> **Task to complete**:
Look through the listing and locate every line containing the word "Batterie"; copy those lines.

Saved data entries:
——————
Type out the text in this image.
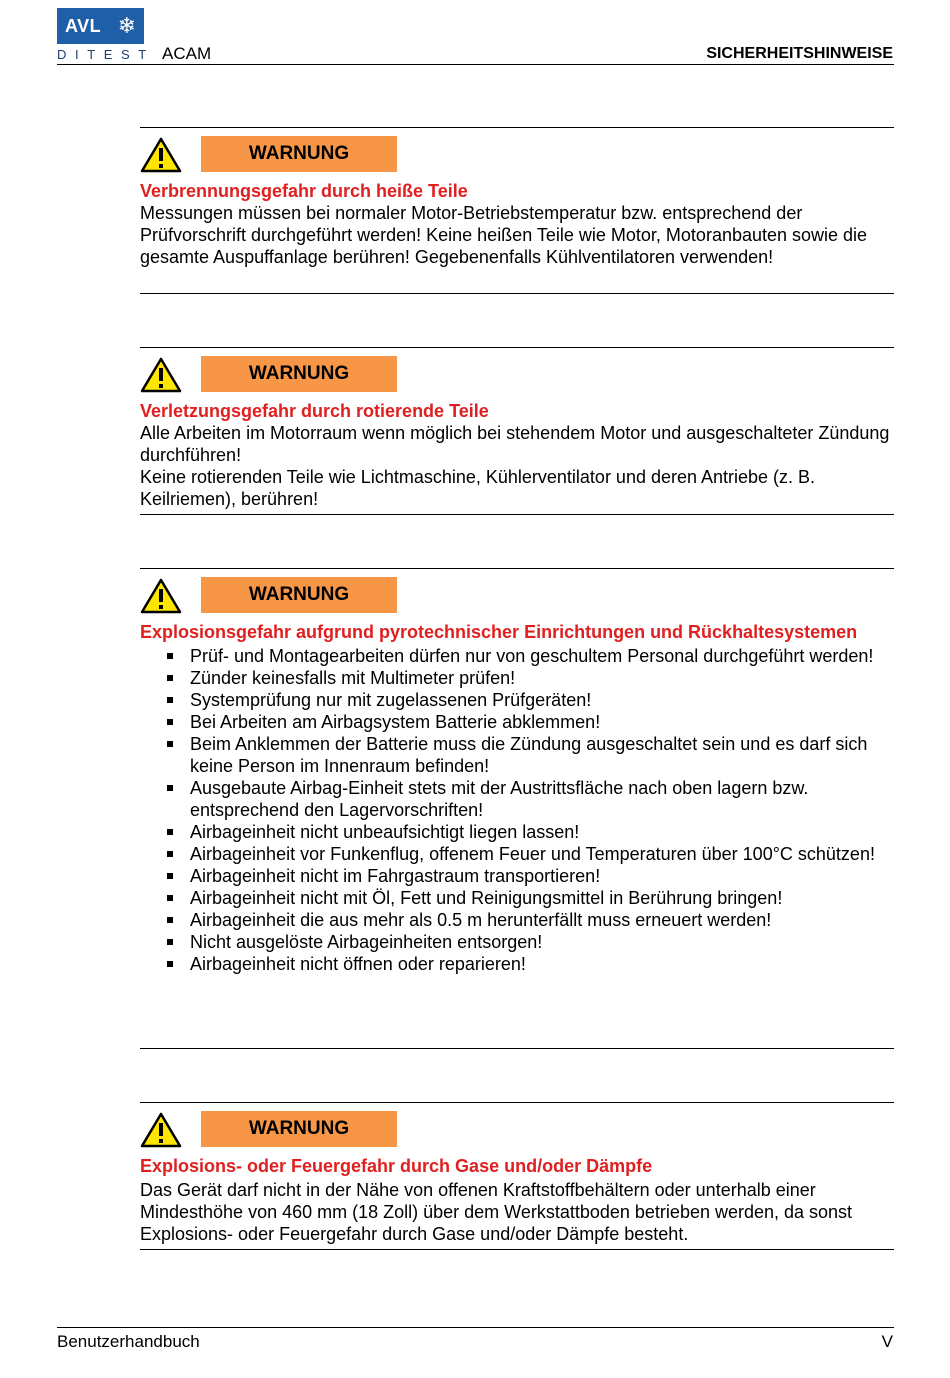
AVL ❄
DITEST ACAM	SICHERHEITSHINWEISE
WARNUNG
Verbrennungsgefahr durch heiße Teile
Messungen müssen bei normaler Motor-Betriebstemperatur bzw. entsprechend der Prüfvorschrift durchgeführt werden! Keine heißen Teile wie Motor, Motoranbauten sowie die gesamte Auspuffanlage berühren! Gegebenenfalls Kühlventilatoren verwenden!
WARNUNG
Verletzungsgefahr durch rotierende Teile
Alle Arbeiten im Motorraum wenn möglich bei stehendem Motor und ausgeschalteter Zündung durchführen!
Keine rotierenden Teile wie Lichtmaschine, Kühlerventilator und deren Antriebe (z. B. Keilriemen), berühren!
WARNUNG
Explosionsgefahr aufgrund pyrotechnischer Einrichtungen und Rückhaltesystemen
Prüf- und Montagearbeiten dürfen nur von geschultem Personal durchgeführt werden!
Zünder keinesfalls mit Multimeter prüfen!
Systemprüfung nur mit zugelassenen Prüfgeräten!
Bei Arbeiten am Airbagsystem Batterie abklemmen!
Beim Anklemmen der Batterie muss die Zündung ausgeschaltet sein und es darf sich keine Person im Innenraum befinden!
Ausgebaute Airbag-Einheit stets mit der Austrittsfläche nach oben lagern bzw. entsprechend den Lagervorschriften!
Airbageinheit nicht unbeaufsichtigt liegen lassen!
Airbageinheit vor Funkenflug, offenem Feuer und Temperaturen über 100°C schützen!
Airbageinheit nicht im Fahrgastraum transportieren!
Airbageinheit nicht mit Öl, Fett und Reinigungsmittel in Berührung bringen!
Airbageinheit die aus mehr als 0.5 m herunterfällt muss erneuert werden!
Nicht ausgelöste Airbageinheiten entsorgen!
Airbageinheit nicht öffnen oder reparieren!
WARNUNG
Explosions- oder Feuergefahr durch Gase und/oder Dämpfe
Das Gerät darf nicht in der Nähe von offenen Kraftstoffbehältern oder unterhalb einer Mindesthöhe von 460 mm (18 Zoll) über dem Werkstattboden betrieben werden, da sonst Explosions- oder Feuergefahr durch Gase und/oder Dämpfe besteht.
Benutzerhandbuch	V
——————
> **Right answer**:
Bei Arbeiten am Airbagsystem Batterie abklemmen!
Beim Anklemmen der Batterie muss die Zündung ausgeschaltet sein und es darf sich keine Person im Innenraum befinden!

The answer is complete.